* _Prompt_
Of all the lines in the material, how many contain the word "RBIAS"? State the number alone.

[Stored records]

● ● ● ● ●

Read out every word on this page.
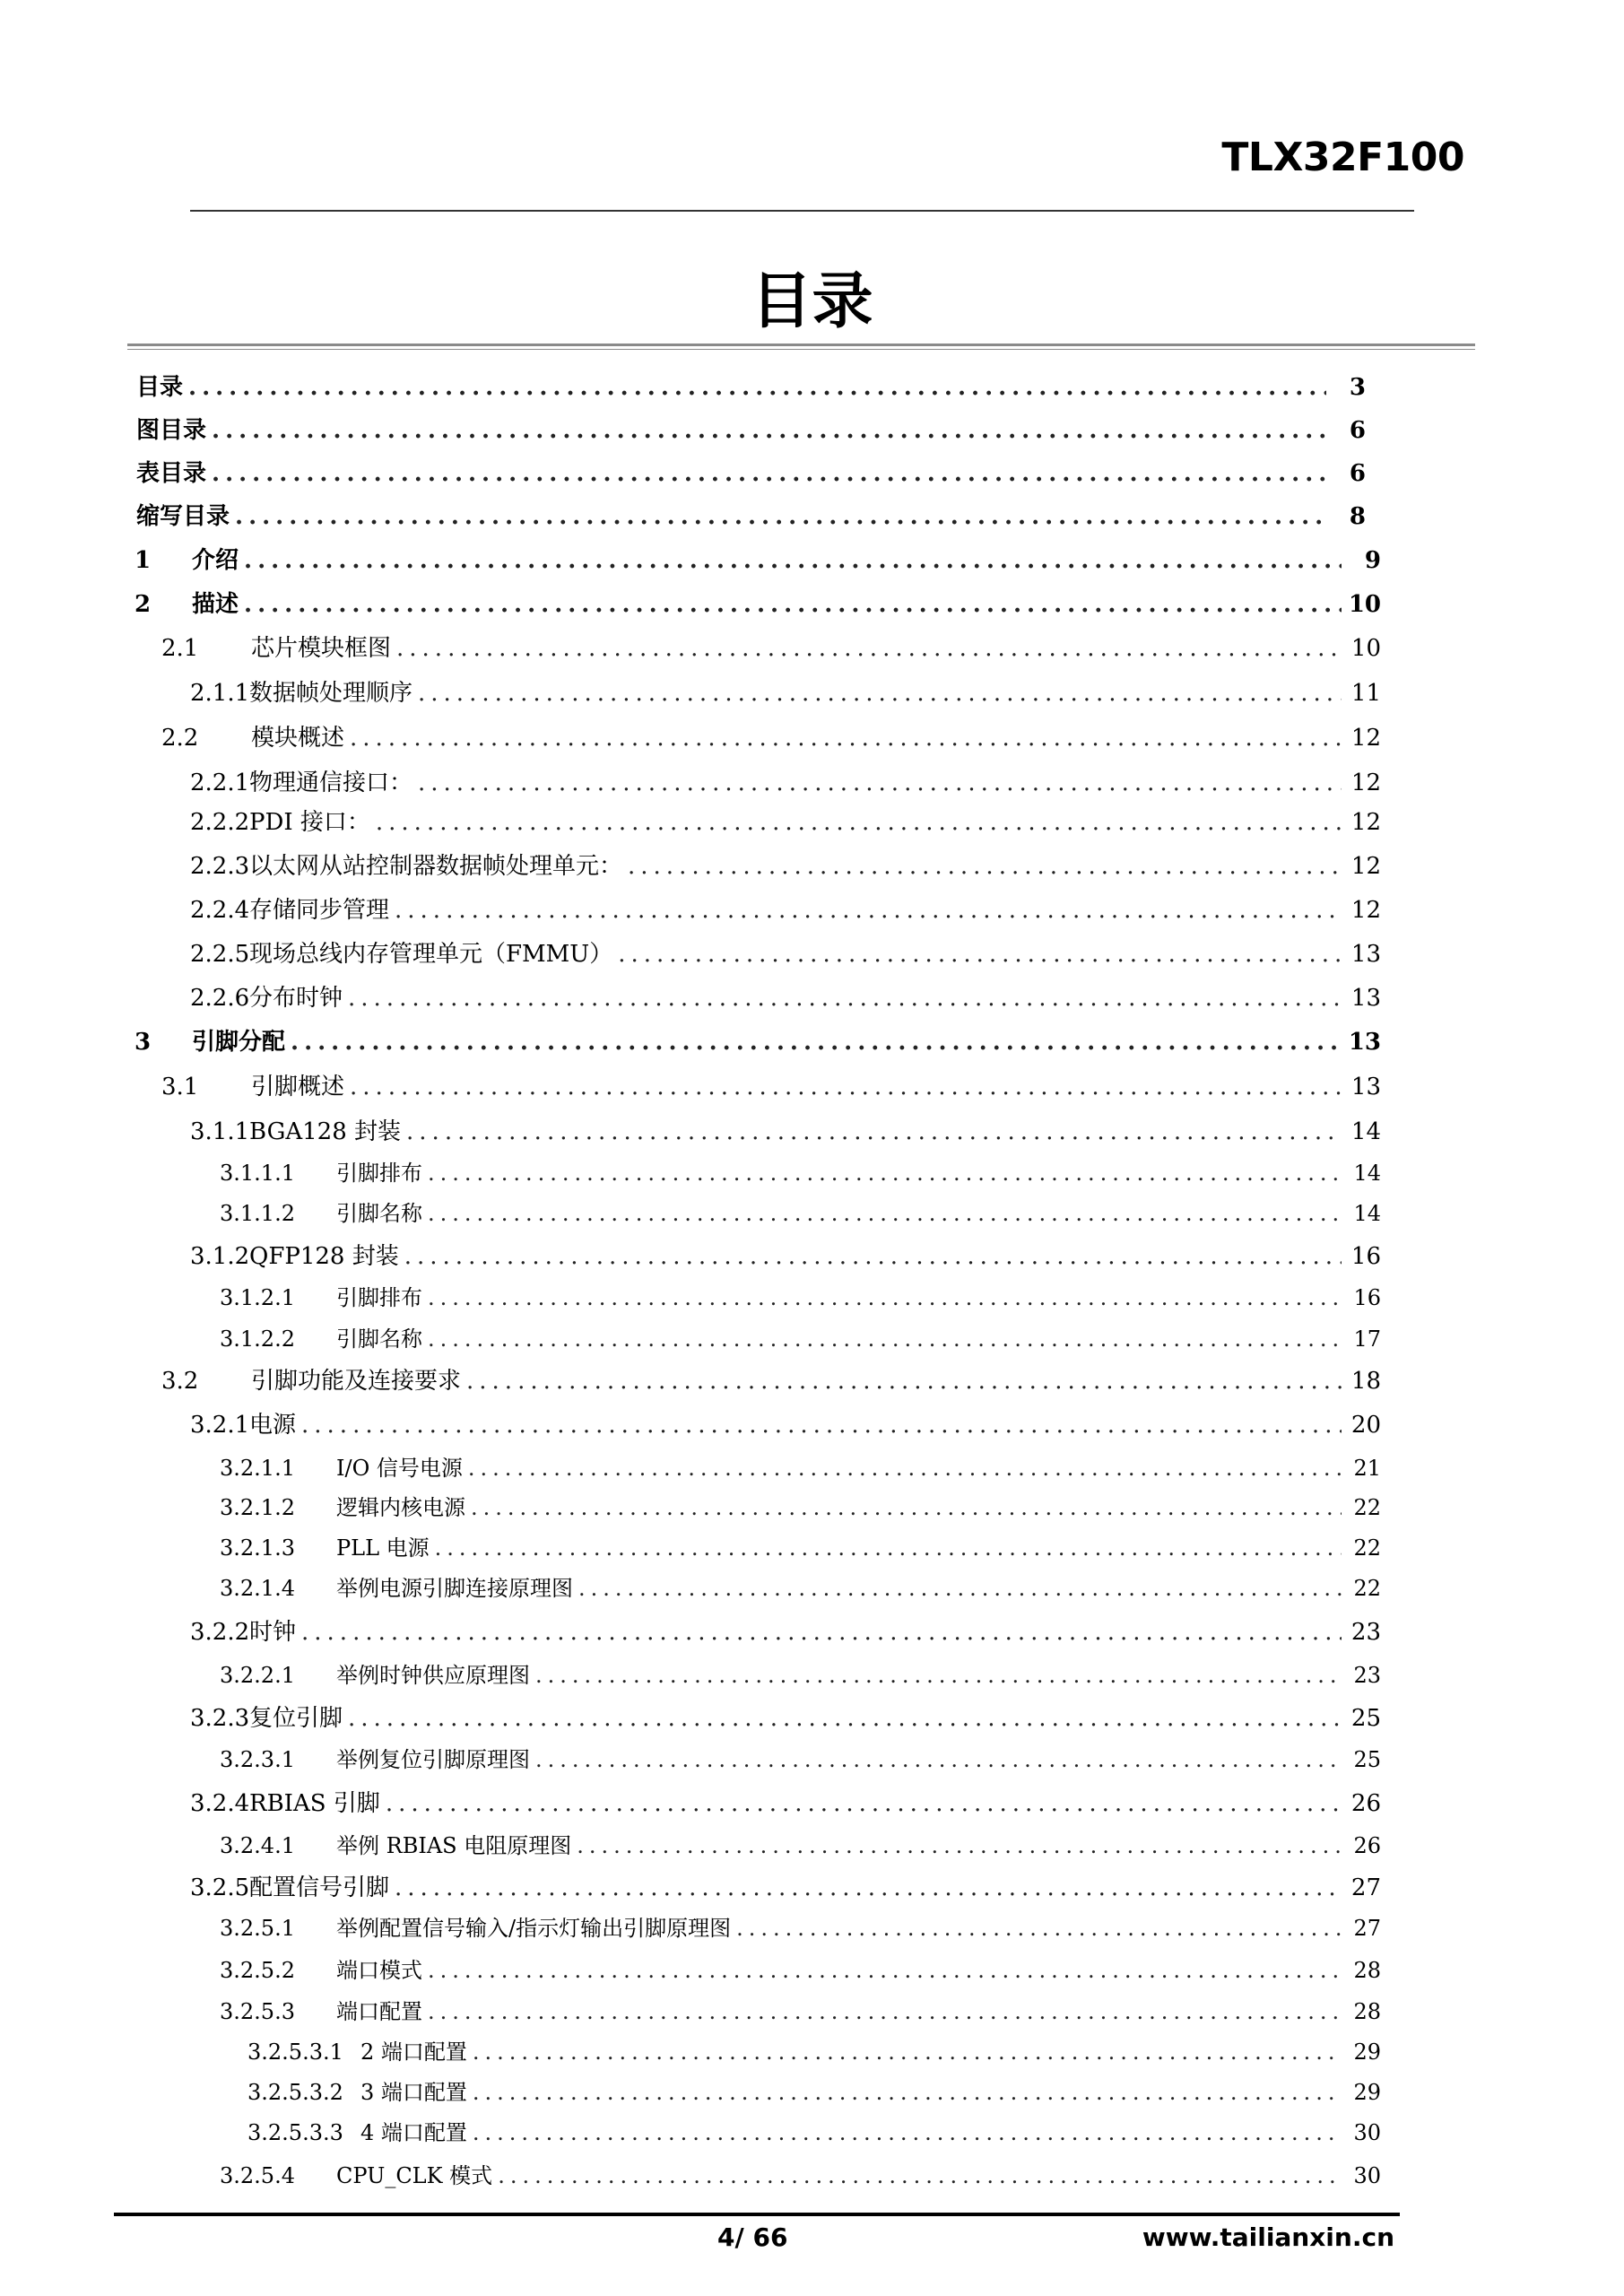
TLX32F100
目录
目录 .....	3
图目录 .....	6
表目录 .....	6
缩写目录 .....	8
1	介绍 .....	9
2	描述 .....	10
2.1	芯片模块框图 .....	10
2.1.1 数据帧处理顺序 .....	11
2.2	模块概述 .....	12
2.2.1 物理通信接口： .....	12
2.2.2 PDI 接口： .....	12
2.2.3 以太网从站控制器数据帧处理单元： .....	12
2.2.4 存储同步管理 .....	12
2.2.5 现场总线内存管理单元（FMMU） .....	13
2.2.6 分布时钟 .....	13
3	引脚分配 .....	13
3.1	引脚概述 .....	13
3.1.1 BGA128 封装 .....	14
3.1.1.1	引脚排布 .....	14
3.1.1.2	引脚名称 .....	14
3.1.2 QFP128 封装 .....	16
3.1.2.1	引脚排布 .....	16
3.1.2.2	引脚名称 .....	17
3.2	引脚功能及连接要求 .....	18
3.2.1 电源 .....	20
3.2.1.1	I/O 信号电源 .....	21
3.2.1.2	逻辑内核电源 .....	22
3.2.1.3	PLL 电源 .....	22
3.2.1.4	举例电源引脚连接原理图 .....	22
3.2.2 时钟 .....	23
3.2.2.1	举例时钟供应原理图 .....	23
3.2.3 复位引脚 .....	25
3.2.3.1	举例复位引脚原理图 .....	25
3.2.4 RBIAS 引脚 .....	26
3.2.4.1	举例 RBIAS 电阻原理图 .....	26
3.2.5 配置信号引脚 .....	27
3.2.5.1	举例配置信号输入/指示灯输出引脚原理图 .....	27
3.2.5.2	端口模式 .....	28
3.2.5.3	端口配置 .....	28
3.2.5.3.1 2 端口配置 .....	29
3.2.5.3.2 3 端口配置 .....	29
3.2.5.3.3 4 端口配置 .....	30
3.2.5.4	CPU_CLK 模式 .....	30
4/ 66	www.tailianxin.cn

● ● ● ● ●

* _Output of the exercise_
2